» **GIVEN RECORDS**:

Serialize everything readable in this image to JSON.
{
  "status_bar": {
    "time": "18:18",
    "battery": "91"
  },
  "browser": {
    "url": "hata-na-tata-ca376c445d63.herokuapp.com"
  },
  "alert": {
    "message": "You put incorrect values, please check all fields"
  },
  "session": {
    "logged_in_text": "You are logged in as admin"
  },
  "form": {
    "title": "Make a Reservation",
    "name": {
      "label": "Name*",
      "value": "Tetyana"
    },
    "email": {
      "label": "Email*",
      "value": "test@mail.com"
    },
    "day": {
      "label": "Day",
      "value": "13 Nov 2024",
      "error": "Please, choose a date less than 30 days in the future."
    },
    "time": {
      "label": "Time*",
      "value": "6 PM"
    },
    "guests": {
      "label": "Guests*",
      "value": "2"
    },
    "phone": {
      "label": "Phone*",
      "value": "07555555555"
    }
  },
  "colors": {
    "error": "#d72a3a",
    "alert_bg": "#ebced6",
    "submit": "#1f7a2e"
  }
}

==

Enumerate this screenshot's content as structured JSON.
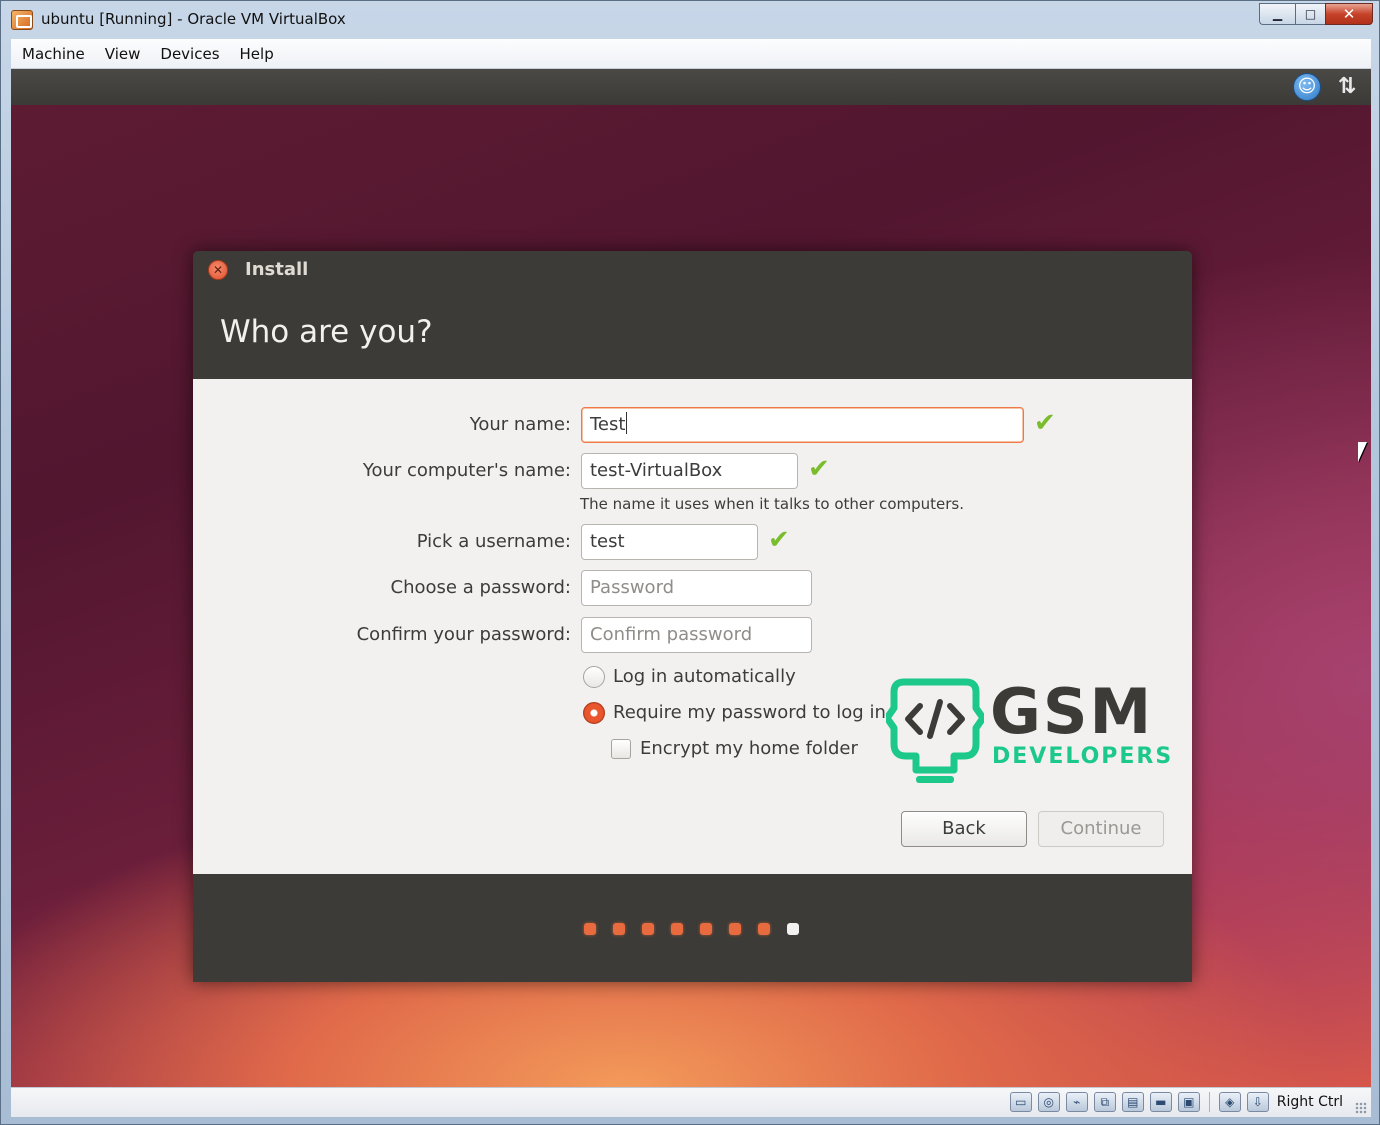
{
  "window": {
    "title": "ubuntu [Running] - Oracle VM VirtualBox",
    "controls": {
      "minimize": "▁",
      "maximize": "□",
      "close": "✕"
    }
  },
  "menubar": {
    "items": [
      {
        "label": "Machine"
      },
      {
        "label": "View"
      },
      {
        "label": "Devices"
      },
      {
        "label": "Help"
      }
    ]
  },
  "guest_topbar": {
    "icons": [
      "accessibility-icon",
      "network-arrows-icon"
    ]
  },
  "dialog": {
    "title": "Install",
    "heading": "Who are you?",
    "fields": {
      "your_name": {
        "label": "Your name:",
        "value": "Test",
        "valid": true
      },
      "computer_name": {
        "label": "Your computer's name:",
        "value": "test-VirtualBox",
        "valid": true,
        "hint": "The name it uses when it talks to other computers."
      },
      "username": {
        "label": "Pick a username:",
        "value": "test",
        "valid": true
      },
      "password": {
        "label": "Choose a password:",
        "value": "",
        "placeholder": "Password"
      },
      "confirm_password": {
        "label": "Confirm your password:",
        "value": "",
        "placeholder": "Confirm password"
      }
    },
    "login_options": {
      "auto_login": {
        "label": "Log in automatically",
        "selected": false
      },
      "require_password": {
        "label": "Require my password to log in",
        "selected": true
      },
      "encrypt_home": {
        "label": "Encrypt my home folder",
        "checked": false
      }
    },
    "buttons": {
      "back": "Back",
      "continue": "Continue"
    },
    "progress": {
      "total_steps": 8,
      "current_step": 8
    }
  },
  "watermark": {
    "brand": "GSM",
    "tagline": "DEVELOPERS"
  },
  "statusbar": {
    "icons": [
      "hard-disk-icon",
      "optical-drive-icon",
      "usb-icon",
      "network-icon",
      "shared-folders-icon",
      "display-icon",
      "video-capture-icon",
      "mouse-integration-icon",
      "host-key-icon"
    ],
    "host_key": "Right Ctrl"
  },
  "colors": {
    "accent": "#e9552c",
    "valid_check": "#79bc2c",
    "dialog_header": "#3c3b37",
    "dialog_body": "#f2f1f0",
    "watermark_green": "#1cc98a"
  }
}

--

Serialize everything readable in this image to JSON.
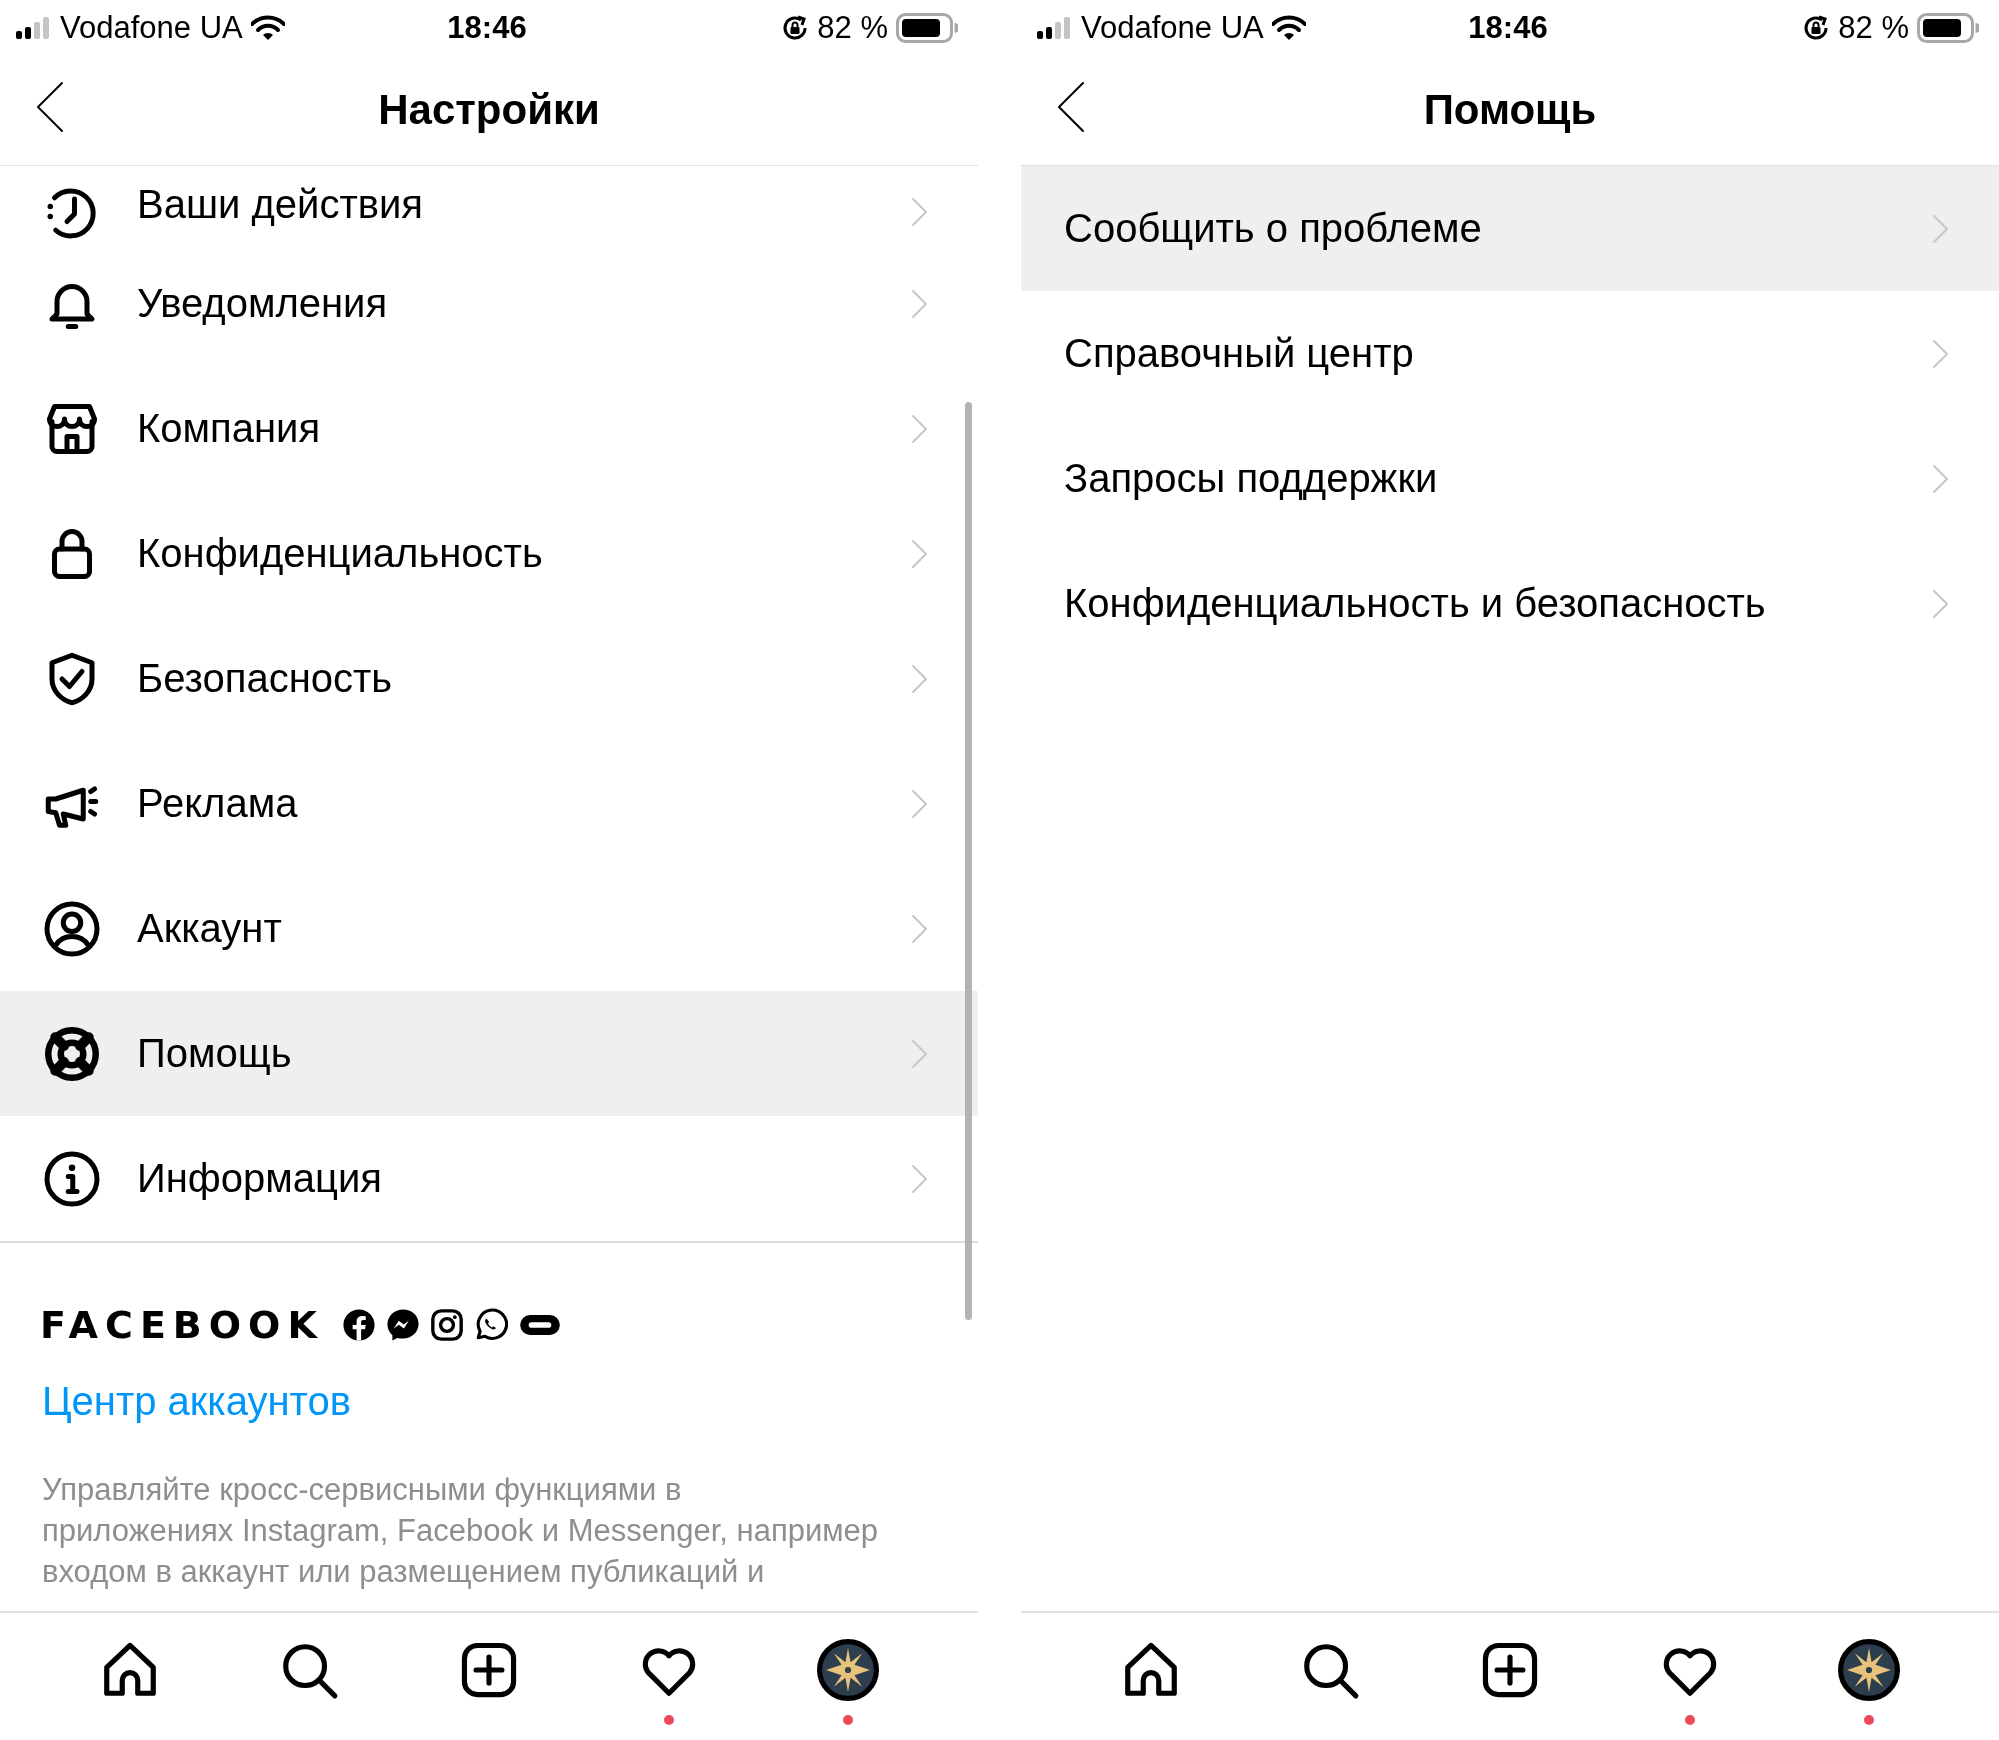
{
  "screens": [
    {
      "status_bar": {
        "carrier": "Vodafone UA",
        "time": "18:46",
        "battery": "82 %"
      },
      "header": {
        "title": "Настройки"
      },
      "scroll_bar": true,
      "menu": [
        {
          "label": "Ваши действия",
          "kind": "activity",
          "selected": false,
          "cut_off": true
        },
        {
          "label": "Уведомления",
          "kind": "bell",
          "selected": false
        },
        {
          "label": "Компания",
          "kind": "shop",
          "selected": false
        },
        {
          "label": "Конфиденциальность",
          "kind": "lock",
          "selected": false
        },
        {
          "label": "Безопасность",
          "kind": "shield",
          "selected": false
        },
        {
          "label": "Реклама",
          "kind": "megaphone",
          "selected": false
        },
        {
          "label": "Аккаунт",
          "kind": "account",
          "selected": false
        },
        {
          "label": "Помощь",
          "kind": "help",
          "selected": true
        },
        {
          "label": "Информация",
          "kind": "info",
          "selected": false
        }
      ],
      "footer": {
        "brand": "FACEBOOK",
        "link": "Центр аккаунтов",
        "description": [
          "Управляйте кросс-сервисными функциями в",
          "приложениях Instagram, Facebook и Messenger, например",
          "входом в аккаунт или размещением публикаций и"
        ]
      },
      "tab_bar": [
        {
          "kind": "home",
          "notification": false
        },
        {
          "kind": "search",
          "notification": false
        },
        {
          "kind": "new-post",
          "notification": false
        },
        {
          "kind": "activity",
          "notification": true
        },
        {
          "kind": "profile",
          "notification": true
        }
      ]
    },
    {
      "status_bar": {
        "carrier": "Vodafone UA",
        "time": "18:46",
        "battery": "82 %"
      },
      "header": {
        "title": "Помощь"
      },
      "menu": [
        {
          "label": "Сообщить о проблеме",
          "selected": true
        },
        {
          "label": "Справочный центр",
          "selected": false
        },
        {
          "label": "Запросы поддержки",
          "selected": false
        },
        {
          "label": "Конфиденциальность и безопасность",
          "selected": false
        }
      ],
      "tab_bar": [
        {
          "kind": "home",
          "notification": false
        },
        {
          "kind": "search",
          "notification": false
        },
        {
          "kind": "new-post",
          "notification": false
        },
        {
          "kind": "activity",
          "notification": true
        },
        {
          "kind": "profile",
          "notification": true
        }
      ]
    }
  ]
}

» **WHAT IS ASKED**: Locate the word "error" in the records above, and return each line that has it.

» **SOLVED PROBLEM**:
      "error": "Please, choose a date less than 30 days in the future."
    "error": "#d72a3a",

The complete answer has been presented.